• **Do this**
Could you render every line of the records below as a numbered list, leaving out any blank lines?

(Records)

▼

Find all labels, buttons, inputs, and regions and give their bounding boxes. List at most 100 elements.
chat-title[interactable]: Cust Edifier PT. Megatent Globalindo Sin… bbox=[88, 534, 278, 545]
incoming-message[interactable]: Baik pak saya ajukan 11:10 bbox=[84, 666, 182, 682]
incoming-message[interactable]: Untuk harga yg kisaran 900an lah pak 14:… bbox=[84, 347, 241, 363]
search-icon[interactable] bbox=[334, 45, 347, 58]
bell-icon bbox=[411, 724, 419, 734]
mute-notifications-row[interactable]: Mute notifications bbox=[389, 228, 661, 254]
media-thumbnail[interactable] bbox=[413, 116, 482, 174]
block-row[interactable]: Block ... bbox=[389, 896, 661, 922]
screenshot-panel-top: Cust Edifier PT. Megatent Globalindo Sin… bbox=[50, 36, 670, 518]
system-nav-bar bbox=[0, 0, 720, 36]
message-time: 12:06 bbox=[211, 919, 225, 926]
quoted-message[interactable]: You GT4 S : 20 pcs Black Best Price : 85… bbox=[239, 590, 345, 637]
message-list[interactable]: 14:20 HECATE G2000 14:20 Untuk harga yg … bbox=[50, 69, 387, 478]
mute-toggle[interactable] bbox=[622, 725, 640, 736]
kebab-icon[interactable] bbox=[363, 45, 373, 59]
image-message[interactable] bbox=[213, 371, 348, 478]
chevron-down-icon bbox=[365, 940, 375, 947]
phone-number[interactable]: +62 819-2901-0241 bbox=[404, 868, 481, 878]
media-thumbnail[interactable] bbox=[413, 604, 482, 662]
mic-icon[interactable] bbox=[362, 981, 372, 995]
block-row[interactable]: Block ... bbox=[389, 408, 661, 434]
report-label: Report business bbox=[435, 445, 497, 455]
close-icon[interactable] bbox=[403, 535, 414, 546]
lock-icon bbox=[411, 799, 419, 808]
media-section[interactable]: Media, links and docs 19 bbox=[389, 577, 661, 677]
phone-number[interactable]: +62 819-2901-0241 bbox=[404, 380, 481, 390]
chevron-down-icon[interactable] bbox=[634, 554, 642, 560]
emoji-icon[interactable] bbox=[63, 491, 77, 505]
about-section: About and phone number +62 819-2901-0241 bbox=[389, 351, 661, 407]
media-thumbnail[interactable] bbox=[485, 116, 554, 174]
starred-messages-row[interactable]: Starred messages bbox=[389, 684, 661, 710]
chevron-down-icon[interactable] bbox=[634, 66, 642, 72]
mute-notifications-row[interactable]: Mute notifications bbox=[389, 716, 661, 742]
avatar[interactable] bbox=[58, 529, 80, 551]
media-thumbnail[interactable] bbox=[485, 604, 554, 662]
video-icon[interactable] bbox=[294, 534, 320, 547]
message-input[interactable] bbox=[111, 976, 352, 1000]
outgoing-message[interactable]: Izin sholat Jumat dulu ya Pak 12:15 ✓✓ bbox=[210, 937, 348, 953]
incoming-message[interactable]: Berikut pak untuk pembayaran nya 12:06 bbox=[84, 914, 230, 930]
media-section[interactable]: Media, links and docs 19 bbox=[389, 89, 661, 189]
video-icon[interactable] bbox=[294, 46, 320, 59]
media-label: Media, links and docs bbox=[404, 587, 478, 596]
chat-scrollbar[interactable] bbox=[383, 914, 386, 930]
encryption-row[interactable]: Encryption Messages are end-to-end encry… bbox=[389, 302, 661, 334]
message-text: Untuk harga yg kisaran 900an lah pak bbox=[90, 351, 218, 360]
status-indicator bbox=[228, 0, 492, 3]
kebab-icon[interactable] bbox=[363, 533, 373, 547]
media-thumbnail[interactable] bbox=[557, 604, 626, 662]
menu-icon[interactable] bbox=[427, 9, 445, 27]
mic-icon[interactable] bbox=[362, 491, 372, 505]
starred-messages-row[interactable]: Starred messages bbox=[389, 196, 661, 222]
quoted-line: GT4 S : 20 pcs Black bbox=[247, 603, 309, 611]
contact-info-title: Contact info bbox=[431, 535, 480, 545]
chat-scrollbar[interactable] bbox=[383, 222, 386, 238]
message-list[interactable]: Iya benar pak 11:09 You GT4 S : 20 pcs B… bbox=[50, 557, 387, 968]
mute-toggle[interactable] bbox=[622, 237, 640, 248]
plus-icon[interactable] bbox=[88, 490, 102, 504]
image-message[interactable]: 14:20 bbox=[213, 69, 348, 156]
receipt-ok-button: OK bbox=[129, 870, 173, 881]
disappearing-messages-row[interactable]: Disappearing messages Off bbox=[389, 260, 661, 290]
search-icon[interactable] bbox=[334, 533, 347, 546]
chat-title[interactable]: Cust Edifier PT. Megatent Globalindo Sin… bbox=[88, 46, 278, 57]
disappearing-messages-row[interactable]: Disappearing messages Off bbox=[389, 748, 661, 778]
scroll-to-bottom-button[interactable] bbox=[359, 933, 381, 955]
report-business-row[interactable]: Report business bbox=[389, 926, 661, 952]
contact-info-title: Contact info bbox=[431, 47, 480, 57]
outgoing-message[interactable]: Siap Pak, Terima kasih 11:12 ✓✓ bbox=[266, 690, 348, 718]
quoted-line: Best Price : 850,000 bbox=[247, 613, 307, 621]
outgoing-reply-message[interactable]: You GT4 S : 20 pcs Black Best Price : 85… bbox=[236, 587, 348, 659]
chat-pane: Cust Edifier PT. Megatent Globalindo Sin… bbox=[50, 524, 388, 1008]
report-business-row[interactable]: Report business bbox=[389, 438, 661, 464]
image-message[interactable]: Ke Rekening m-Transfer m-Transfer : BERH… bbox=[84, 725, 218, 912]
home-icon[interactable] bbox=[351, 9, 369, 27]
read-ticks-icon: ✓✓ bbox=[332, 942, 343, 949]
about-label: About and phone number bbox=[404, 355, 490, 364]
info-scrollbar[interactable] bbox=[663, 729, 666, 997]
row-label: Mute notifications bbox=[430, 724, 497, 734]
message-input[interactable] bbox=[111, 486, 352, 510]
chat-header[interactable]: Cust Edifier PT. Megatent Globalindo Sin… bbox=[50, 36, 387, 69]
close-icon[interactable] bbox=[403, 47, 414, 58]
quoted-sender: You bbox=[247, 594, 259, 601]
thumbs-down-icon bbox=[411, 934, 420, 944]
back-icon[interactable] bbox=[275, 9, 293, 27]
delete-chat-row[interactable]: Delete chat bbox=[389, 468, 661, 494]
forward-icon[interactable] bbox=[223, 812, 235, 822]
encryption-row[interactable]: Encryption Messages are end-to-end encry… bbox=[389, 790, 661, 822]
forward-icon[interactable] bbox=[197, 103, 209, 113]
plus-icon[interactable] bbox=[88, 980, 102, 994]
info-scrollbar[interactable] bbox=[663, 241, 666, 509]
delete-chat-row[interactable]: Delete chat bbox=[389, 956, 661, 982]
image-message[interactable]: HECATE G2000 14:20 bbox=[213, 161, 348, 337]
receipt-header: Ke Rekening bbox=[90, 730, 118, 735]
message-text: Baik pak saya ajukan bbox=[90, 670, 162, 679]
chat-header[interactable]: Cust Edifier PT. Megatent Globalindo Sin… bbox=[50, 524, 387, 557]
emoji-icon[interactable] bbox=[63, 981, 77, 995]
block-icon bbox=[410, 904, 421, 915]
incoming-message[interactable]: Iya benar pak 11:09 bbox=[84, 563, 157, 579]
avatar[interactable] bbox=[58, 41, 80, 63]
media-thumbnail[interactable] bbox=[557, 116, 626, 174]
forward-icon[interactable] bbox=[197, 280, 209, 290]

▲

• **Response to the exercise**
1. Find all labels, buttons, inputs, and regions and give their bounding boxes. List at most 100 elements.
2. chat-title[interactable]: Cust Edifier PT. Megatent Globalindo Sin… bbox=[88, 534, 278, 545]
3. incoming-message[interactable]: Baik pak saya ajukan 11:10 bbox=[84, 666, 182, 682]
4. incoming-message[interactable]: Untuk harga yg kisaran 900an lah pak 14:… bbox=[84, 347, 241, 363]
5. search-icon[interactable] bbox=[334, 45, 347, 58]
6. bell-icon bbox=[411, 724, 419, 734]
7. mute-notifications-row[interactable]: Mute notifications bbox=[389, 228, 661, 254]
8. media-thumbnail[interactable] bbox=[413, 116, 482, 174]
9. block-row[interactable]: Block ... bbox=[389, 896, 661, 922]
10. screenshot-panel-top: Cust Edifier PT. Megatent Globalindo Sin… bbox=[50, 36, 670, 518]
11. system-nav-bar bbox=[0, 0, 720, 36]
12. message-time: 12:06 bbox=[211, 919, 225, 926]
13. quoted-message[interactable]: You GT4 S : 20 pcs Black Best Price : 85… bbox=[239, 590, 345, 637]
14. message-list[interactable]: 14:20 HECATE G2000 14:20 Untuk harga yg … bbox=[50, 69, 387, 478]
15. mute-toggle[interactable] bbox=[622, 725, 640, 736]
16. kebab-icon[interactable] bbox=[363, 45, 373, 59]
17. image-message[interactable] bbox=[213, 371, 348, 478]
18. chevron-down-icon bbox=[365, 940, 375, 947]
19. phone-number[interactable]: +62 819-2901-0241 bbox=[404, 868, 481, 878]
20. media-thumbnail[interactable] bbox=[413, 604, 482, 662]
21. mic-icon[interactable] bbox=[362, 981, 372, 995]
22. block-row[interactable]: Block ... bbox=[389, 408, 661, 434]
23. report-label: Report business bbox=[435, 445, 497, 455]
24. close-icon[interactable] bbox=[403, 535, 414, 546]
25. lock-icon bbox=[411, 799, 419, 808]
26. media-section[interactable]: Media, links and docs 19 bbox=[389, 577, 661, 677]
27. phone-number[interactable]: +62 819-2901-0241 bbox=[404, 380, 481, 390]
28. chevron-down-icon[interactable] bbox=[634, 554, 642, 560]
29. emoji-icon[interactable] bbox=[63, 491, 77, 505]
30. about-section: About and phone number +62 819-2901-0241 bbox=[389, 351, 661, 407]
31. media-thumbnail[interactable] bbox=[485, 116, 554, 174]
32. starred-messages-row[interactable]: Starred messages bbox=[389, 684, 661, 710]
33. chevron-down-icon[interactable] bbox=[634, 66, 642, 72]
34. mute-notifications-row[interactable]: Mute notifications bbox=[389, 716, 661, 742]
35. avatar[interactable] bbox=[58, 529, 80, 551]
36. media-thumbnail[interactable] bbox=[485, 604, 554, 662]
37. video-icon[interactable] bbox=[294, 534, 320, 547]
38. message-input[interactable] bbox=[111, 976, 352, 1000]
39. outgoing-message[interactable]: Izin sholat Jumat dulu ya Pak 12:15 ✓✓ bbox=[210, 937, 348, 953]
40. incoming-message[interactable]: Berikut pak untuk pembayaran nya 12:06 bbox=[84, 914, 230, 930]
41. media-section[interactable]: Media, links and docs 19 bbox=[389, 89, 661, 189]
42. video-icon[interactable] bbox=[294, 46, 320, 59]
43. media-label: Media, links and docs bbox=[404, 587, 478, 596]
44. chat-scrollbar[interactable] bbox=[383, 914, 386, 930]
45. encryption-row[interactable]: Encryption Messages are end-to-end encry… bbox=[389, 302, 661, 334]
46. message-text: Untuk harga yg kisaran 900an lah pak bbox=[90, 351, 218, 360]
47. status-indicator bbox=[228, 0, 492, 3]
48. kebab-icon[interactable] bbox=[363, 533, 373, 547]
49. media-thumbnail[interactable] bbox=[557, 604, 626, 662]
50. menu-icon[interactable] bbox=[427, 9, 445, 27]
51. mic-icon[interactable] bbox=[362, 491, 372, 505]
52. starred-messages-row[interactable]: Starred messages bbox=[389, 196, 661, 222]
53. quoted-line: GT4 S : 20 pcs Black bbox=[247, 603, 309, 611]
54. contact-info-title: Contact info bbox=[431, 535, 480, 545]
55. chat-scrollbar[interactable] bbox=[383, 222, 386, 238]
56. message-list[interactable]: Iya benar pak 11:09 You GT4 S : 20 pcs B… bbox=[50, 557, 387, 968]
57. mute-toggle[interactable] bbox=[622, 237, 640, 248]
58. plus-icon[interactable] bbox=[88, 490, 102, 504]
59. image-message[interactable]: 14:20 bbox=[213, 69, 348, 156]
60. receipt-ok-button: OK bbox=[129, 870, 173, 881]
61. disappearing-messages-row[interactable]: Disappearing messages Off bbox=[389, 260, 661, 290]
62. search-icon[interactable] bbox=[334, 533, 347, 546]
63. chat-title[interactable]: Cust Edifier PT. Megatent Globalindo Sin… bbox=[88, 46, 278, 57]
64. disappearing-messages-row[interactable]: Disappearing messages Off bbox=[389, 748, 661, 778]
65. scroll-to-bottom-button[interactable] bbox=[359, 933, 381, 955]
66. report-business-row[interactable]: Report business bbox=[389, 926, 661, 952]
67. contact-info-title: Contact info bbox=[431, 47, 480, 57]
68. outgoing-message[interactable]: Siap Pak, Terima kasih 11:12 ✓✓ bbox=[266, 690, 348, 718]
69. quoted-line: Best Price : 850,000 bbox=[247, 613, 307, 621]
70. outgoing-reply-message[interactable]: You GT4 S : 20 pcs Black Best Price : 85… bbox=[236, 587, 348, 659]
71. chat-pane: Cust Edifier PT. Megatent Globalindo Sin… bbox=[50, 524, 388, 1008]
72. report-business-row[interactable]: Report business bbox=[389, 438, 661, 464]
73. image-message[interactable]: Ke Rekening m-Transfer m-Transfer : BERH… bbox=[84, 725, 218, 912]
74. home-icon[interactable] bbox=[351, 9, 369, 27]
75. read-ticks-icon: ✓✓ bbox=[332, 942, 343, 949]
76. about-label: About and phone number bbox=[404, 355, 490, 364]
77. info-scrollbar[interactable] bbox=[663, 729, 666, 997]
78. row-label: Mute notifications bbox=[430, 724, 497, 734]
79. message-input[interactable] bbox=[111, 486, 352, 510]
80. chat-header[interactable]: Cust Edifier PT. Megatent Globalindo Sin… bbox=[50, 36, 387, 69]
81. close-icon[interactable] bbox=[403, 47, 414, 58]
82. quoted-sender: You bbox=[247, 594, 259, 601]
83. thumbs-down-icon bbox=[411, 934, 420, 944]
84. back-icon[interactable] bbox=[275, 9, 293, 27]
85. delete-chat-row[interactable]: Delete chat bbox=[389, 468, 661, 494]
86. forward-icon[interactable] bbox=[223, 812, 235, 822]
87. encryption-row[interactable]: Encryption Messages are end-to-end encry… bbox=[389, 790, 661, 822]
88. forward-icon[interactable] bbox=[197, 103, 209, 113]
89. plus-icon[interactable] bbox=[88, 980, 102, 994]
90. info-scrollbar[interactable] bbox=[663, 241, 666, 509]
91. delete-chat-row[interactable]: Delete chat bbox=[389, 956, 661, 982]
92. image-message[interactable]: HECATE G2000 14:20 bbox=[213, 161, 348, 337]
93. receipt-header: Ke Rekening bbox=[90, 730, 118, 735]
94. message-text: Baik pak saya ajukan bbox=[90, 670, 162, 679]
95. chat-header[interactable]: Cust Edifier PT. Megatent Globalindo Sin… bbox=[50, 524, 387, 557]
96. emoji-icon[interactable] bbox=[63, 981, 77, 995]
97. block-icon bbox=[410, 904, 421, 915]
98. incoming-message[interactable]: Iya benar pak 11:09 bbox=[84, 563, 157, 579]
99. avatar[interactable] bbox=[58, 41, 80, 63]
100. media-thumbnail[interactable] bbox=[557, 116, 626, 174]
101. forward-icon[interactable] bbox=[197, 280, 209, 290]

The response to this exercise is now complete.